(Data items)

>> Start

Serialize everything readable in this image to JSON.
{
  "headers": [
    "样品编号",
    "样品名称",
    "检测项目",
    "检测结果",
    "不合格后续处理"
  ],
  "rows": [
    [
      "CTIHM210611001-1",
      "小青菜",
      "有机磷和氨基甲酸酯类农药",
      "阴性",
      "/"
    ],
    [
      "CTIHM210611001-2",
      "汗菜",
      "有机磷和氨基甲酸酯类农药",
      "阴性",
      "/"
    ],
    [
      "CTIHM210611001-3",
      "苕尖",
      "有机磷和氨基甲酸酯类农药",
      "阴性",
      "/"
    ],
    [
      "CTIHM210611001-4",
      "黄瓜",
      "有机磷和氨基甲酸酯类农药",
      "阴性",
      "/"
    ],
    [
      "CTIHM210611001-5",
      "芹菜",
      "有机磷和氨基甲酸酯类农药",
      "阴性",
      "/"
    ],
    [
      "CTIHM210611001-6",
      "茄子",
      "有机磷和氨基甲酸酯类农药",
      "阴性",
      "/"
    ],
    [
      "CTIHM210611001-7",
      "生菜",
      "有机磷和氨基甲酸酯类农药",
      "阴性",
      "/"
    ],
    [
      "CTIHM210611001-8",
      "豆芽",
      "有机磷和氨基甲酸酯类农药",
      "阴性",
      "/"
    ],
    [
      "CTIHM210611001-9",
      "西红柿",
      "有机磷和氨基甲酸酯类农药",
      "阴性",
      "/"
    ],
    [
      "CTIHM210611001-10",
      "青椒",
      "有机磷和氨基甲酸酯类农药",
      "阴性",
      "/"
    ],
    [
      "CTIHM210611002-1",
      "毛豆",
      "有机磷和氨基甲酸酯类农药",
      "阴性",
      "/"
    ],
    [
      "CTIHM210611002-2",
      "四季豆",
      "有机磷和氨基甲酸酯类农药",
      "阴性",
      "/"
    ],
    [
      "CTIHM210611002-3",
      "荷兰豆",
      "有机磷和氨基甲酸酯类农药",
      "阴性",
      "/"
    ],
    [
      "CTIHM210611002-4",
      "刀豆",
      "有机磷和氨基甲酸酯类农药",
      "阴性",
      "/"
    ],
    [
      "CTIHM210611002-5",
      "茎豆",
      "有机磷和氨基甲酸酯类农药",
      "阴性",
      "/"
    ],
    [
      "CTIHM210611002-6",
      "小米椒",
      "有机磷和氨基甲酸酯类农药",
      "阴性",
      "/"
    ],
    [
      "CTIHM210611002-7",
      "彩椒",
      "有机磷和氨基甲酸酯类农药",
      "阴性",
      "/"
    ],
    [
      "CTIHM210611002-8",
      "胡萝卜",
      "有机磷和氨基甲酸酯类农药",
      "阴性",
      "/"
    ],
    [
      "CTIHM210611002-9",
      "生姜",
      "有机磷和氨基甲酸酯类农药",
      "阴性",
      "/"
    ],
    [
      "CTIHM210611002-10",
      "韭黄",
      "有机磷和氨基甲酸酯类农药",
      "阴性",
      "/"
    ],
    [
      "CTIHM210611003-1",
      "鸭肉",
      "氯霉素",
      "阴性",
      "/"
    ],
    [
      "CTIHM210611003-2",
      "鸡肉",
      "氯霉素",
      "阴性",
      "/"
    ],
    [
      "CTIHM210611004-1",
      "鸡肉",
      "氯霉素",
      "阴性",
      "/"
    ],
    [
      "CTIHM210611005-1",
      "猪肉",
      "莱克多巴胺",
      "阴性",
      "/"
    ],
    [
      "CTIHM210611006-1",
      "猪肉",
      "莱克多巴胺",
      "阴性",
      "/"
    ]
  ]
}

>> End

**DIRECTION**
Faithfully copy every entry, leaving nothing out.

**ANSWER TO THE EXERCISE**
Serialize everything readable in this image to JSON.
{
  "headers": [
    "样品编号",
    "样品名称",
    "检测项目",
    "检测结果",
    "不合格后续处理"
  ],
  "rows": [
    [
      "CTIHM210611001-1",
      "小青菜",
      "有机磷和氨基甲酸酯类农药",
      "阴性",
      "/"
    ],
    [
      "CTIHM210611001-2",
      "汗菜",
      "有机磷和氨基甲酸酯类农药",
      "阴性",
      "/"
    ],
    [
      "CTIHM210611001-3",
      "苕尖",
      "有机磷和氨基甲酸酯类农药",
      "阴性",
      "/"
    ],
    [
      "CTIHM210611001-4",
      "黄瓜",
      "有机磷和氨基甲酸酯类农药",
      "阴性",
      "/"
    ],
    [
      "CTIHM210611001-5",
      "芹菜",
      "有机磷和氨基甲酸酯类农药",
      "阴性",
      "/"
    ],
    [
      "CTIHM210611001-6",
      "茄子",
      "有机磷和氨基甲酸酯类农药",
      "阴性",
      "/"
    ],
    [
      "CTIHM210611001-7",
      "生菜",
      "有机磷和氨基甲酸酯类农药",
      "阴性",
      "/"
    ],
    [
      "CTIHM210611001-8",
      "豆芽",
      "有机磷和氨基甲酸酯类农药",
      "阴性",
      "/"
    ],
    [
      "CTIHM210611001-9",
      "西红柿",
      "有机磷和氨基甲酸酯类农药",
      "阴性",
      "/"
    ],
    [
      "CTIHM210611001-10",
      "青椒",
      "有机磷和氨基甲酸酯类农药",
      "阴性",
      "/"
    ],
    [
      "CTIHM210611002-1",
      "毛豆",
      "有机磷和氨基甲酸酯类农药",
      "阴性",
      "/"
    ],
    [
      "CTIHM210611002-2",
      "四季豆",
      "有机磷和氨基甲酸酯类农药",
      "阴性",
      "/"
    ],
    [
      "CTIHM210611002-3",
      "荷兰豆",
      "有机磷和氨基甲酸酯类农药",
      "阴性",
      "/"
    ],
    [
      "CTIHM210611002-4",
      "刀豆",
      "有机磷和氨基甲酸酯类农药",
      "阴性",
      "/"
    ],
    [
      "CTIHM210611002-5",
      "茎豆",
      "有机磷和氨基甲酸酯类农药",
      "阴性",
      "/"
    ],
    [
      "CTIHM210611002-6",
      "小米椒",
      "有机磷和氨基甲酸酯类农药",
      "阴性",
      "/"
    ],
    [
      "CTIHM210611002-7",
      "彩椒",
      "有机磷和氨基甲酸酯类农药",
      "阴性",
      "/"
    ],
    [
      "CTIHM210611002-8",
      "胡萝卜",
      "有机磷和氨基甲酸酯类农药",
      "阴性",
      "/"
    ],
    [
      "CTIHM210611002-9",
      "生姜",
      "有机磷和氨基甲酸酯类农药",
      "阴性",
      "/"
    ],
    [
      "CTIHM210611002-10",
      "韭黄",
      "有机磷和氨基甲酸酯类农药",
      "阴性",
      "/"
    ],
    [
      "CTIHM210611003-1",
      "鸭肉",
      "氯霉素",
      "阴性",
      "/"
    ],
    [
      "CTIHM210611003-2",
      "鸡肉",
      "氯霉素",
      "阴性",
      "/"
    ],
    [
      "CTIHM210611004-1",
      "鸡肉",
      "氯霉素",
      "阴性",
      "/"
    ],
    [
      "CTIHM210611005-1",
      "猪肉",
      "莱克多巴胺",
      "阴性",
      "/"
    ],
    [
      "CTIHM210611006-1",
      "猪肉",
      "莱克多巴胺",
      "阴性",
      "/"
    ]
  ]
}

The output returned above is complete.